* What to produce *
Return all of the entries word for word, but omit the pictures they contain.

* Source records *
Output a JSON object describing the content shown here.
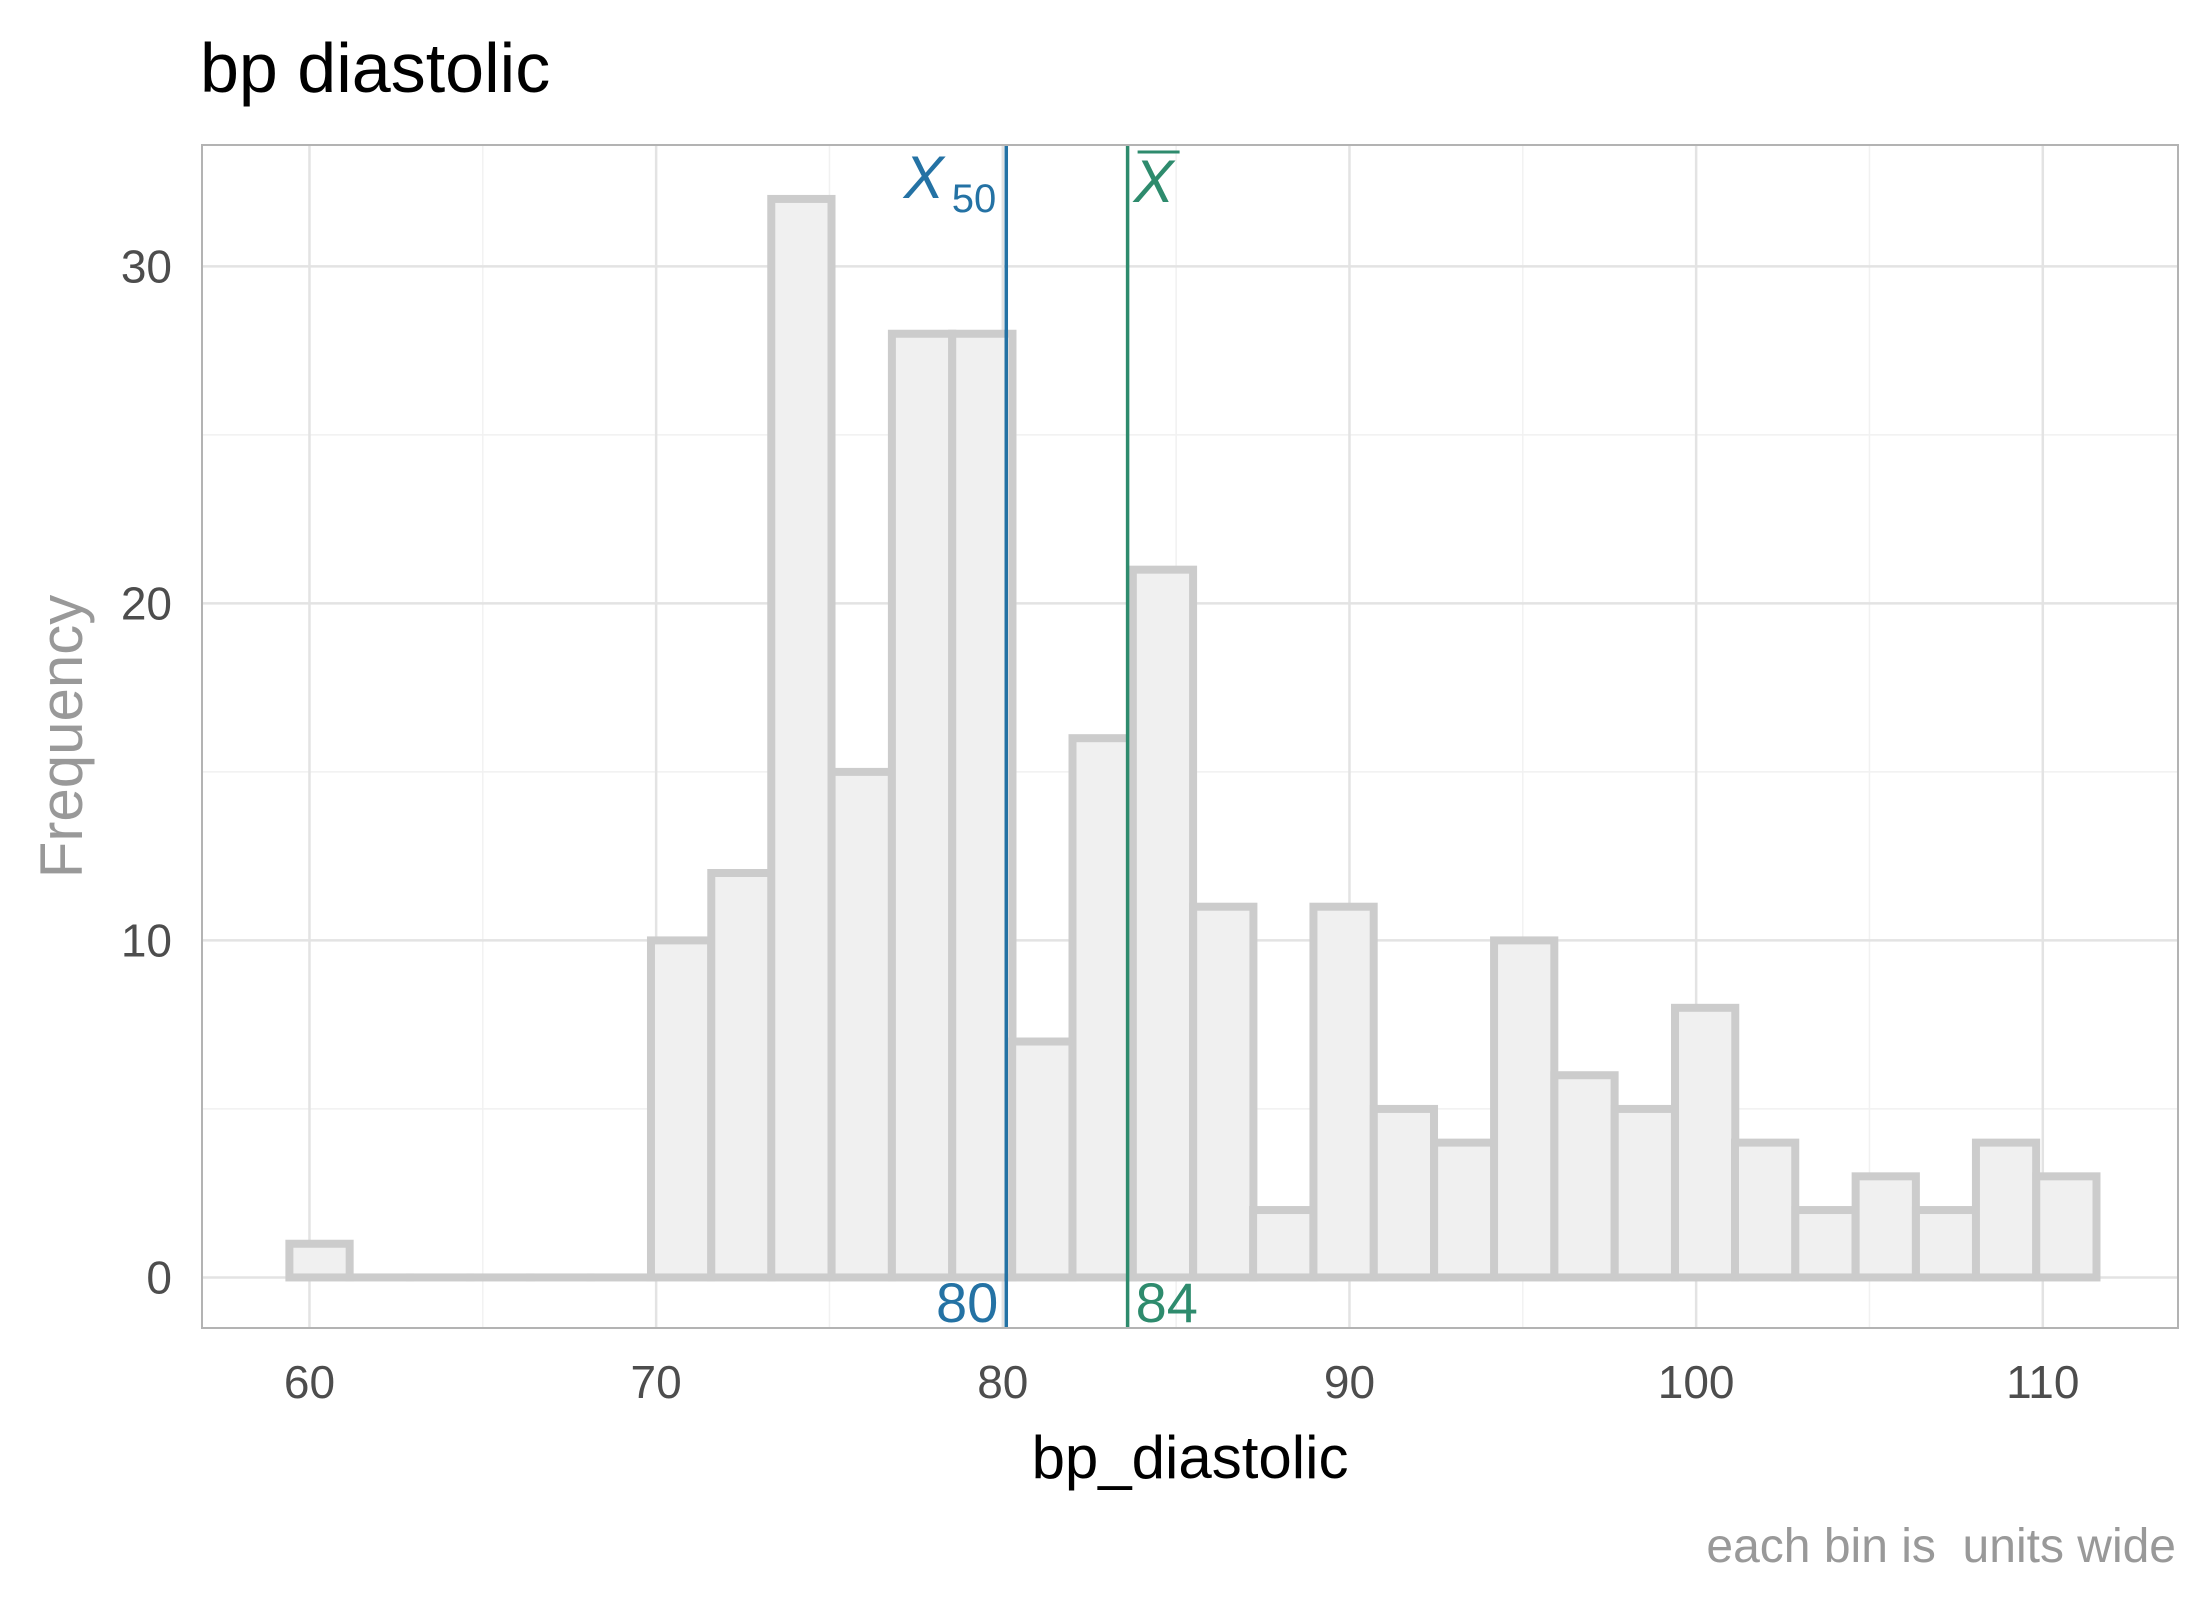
{
  "chart_data": {
    "type": "histogram",
    "title": "bp diastolic",
    "xlabel": "bp_diastolic",
    "ylabel": "Frequency",
    "caption": "each bin is  units wide",
    "x_ticks": [
      60,
      70,
      80,
      90,
      100,
      110
    ],
    "y_ticks": [
      0,
      10,
      20,
      30
    ],
    "xlim": [
      56.9,
      113.9
    ],
    "ylim": [
      -1.5,
      33.6
    ],
    "bin_width": 1.738,
    "bins": [
      {
        "center": 60.29,
        "count": 1
      },
      {
        "center": 62.03,
        "count": 0
      },
      {
        "center": 63.77,
        "count": 0
      },
      {
        "center": 65.51,
        "count": 0
      },
      {
        "center": 67.24,
        "count": 0
      },
      {
        "center": 68.98,
        "count": 0
      },
      {
        "center": 70.72,
        "count": 10
      },
      {
        "center": 72.46,
        "count": 12
      },
      {
        "center": 74.19,
        "count": 32
      },
      {
        "center": 75.93,
        "count": 15
      },
      {
        "center": 77.67,
        "count": 28
      },
      {
        "center": 79.41,
        "count": 28
      },
      {
        "center": 81.14,
        "count": 7
      },
      {
        "center": 82.88,
        "count": 16
      },
      {
        "center": 84.62,
        "count": 21
      },
      {
        "center": 86.36,
        "count": 11
      },
      {
        "center": 88.09,
        "count": 2
      },
      {
        "center": 89.83,
        "count": 11
      },
      {
        "center": 91.57,
        "count": 5
      },
      {
        "center": 93.31,
        "count": 4
      },
      {
        "center": 95.04,
        "count": 10
      },
      {
        "center": 96.78,
        "count": 6
      },
      {
        "center": 98.52,
        "count": 5
      },
      {
        "center": 100.26,
        "count": 8
      },
      {
        "center": 101.99,
        "count": 4
      },
      {
        "center": 103.73,
        "count": 2
      },
      {
        "center": 105.47,
        "count": 3
      },
      {
        "center": 107.21,
        "count": 2
      },
      {
        "center": 108.94,
        "count": 4
      },
      {
        "center": 110.68,
        "count": 3
      }
    ],
    "median": {
      "value": 80.1,
      "label": "80",
      "symbol": "X",
      "subscript": "50",
      "color": "#2472a4"
    },
    "mean": {
      "value": 83.6,
      "label": "84",
      "symbol": "X",
      "color": "#2e8b6d"
    },
    "bar_fill": "#f0f0f0",
    "bar_outline": "#cccccc",
    "grid": true
  }
}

* Result *
Output a JSON object describing the content shown here.
{
  "chart_data": {
    "type": "histogram",
    "title": "bp diastolic",
    "xlabel": "bp_diastolic",
    "ylabel": "Frequency",
    "caption": "each bin is  units wide",
    "x_ticks": [
      60,
      70,
      80,
      90,
      100,
      110
    ],
    "y_ticks": [
      0,
      10,
      20,
      30
    ],
    "xlim": [
      56.9,
      113.9
    ],
    "ylim": [
      -1.5,
      33.6
    ],
    "bin_width": 1.738,
    "bins": [
      {
        "center": 60.29,
        "count": 1
      },
      {
        "center": 62.03,
        "count": 0
      },
      {
        "center": 63.77,
        "count": 0
      },
      {
        "center": 65.51,
        "count": 0
      },
      {
        "center": 67.24,
        "count": 0
      },
      {
        "center": 68.98,
        "count": 0
      },
      {
        "center": 70.72,
        "count": 10
      },
      {
        "center": 72.46,
        "count": 12
      },
      {
        "center": 74.19,
        "count": 32
      },
      {
        "center": 75.93,
        "count": 15
      },
      {
        "center": 77.67,
        "count": 28
      },
      {
        "center": 79.41,
        "count": 28
      },
      {
        "center": 81.14,
        "count": 7
      },
      {
        "center": 82.88,
        "count": 16
      },
      {
        "center": 84.62,
        "count": 21
      },
      {
        "center": 86.36,
        "count": 11
      },
      {
        "center": 88.09,
        "count": 2
      },
      {
        "center": 89.83,
        "count": 11
      },
      {
        "center": 91.57,
        "count": 5
      },
      {
        "center": 93.31,
        "count": 4
      },
      {
        "center": 95.04,
        "count": 10
      },
      {
        "center": 96.78,
        "count": 6
      },
      {
        "center": 98.52,
        "count": 5
      },
      {
        "center": 100.26,
        "count": 8
      },
      {
        "center": 101.99,
        "count": 4
      },
      {
        "center": 103.73,
        "count": 2
      },
      {
        "center": 105.47,
        "count": 3
      },
      {
        "center": 107.21,
        "count": 2
      },
      {
        "center": 108.94,
        "count": 4
      },
      {
        "center": 110.68,
        "count": 3
      }
    ],
    "median": {
      "value": 80.1,
      "label": "80",
      "symbol": "X",
      "subscript": "50",
      "color": "#2472a4"
    },
    "mean": {
      "value": 83.6,
      "label": "84",
      "symbol": "X",
      "color": "#2e8b6d"
    },
    "bar_fill": "#f0f0f0",
    "bar_outline": "#cccccc",
    "grid": true
  }
}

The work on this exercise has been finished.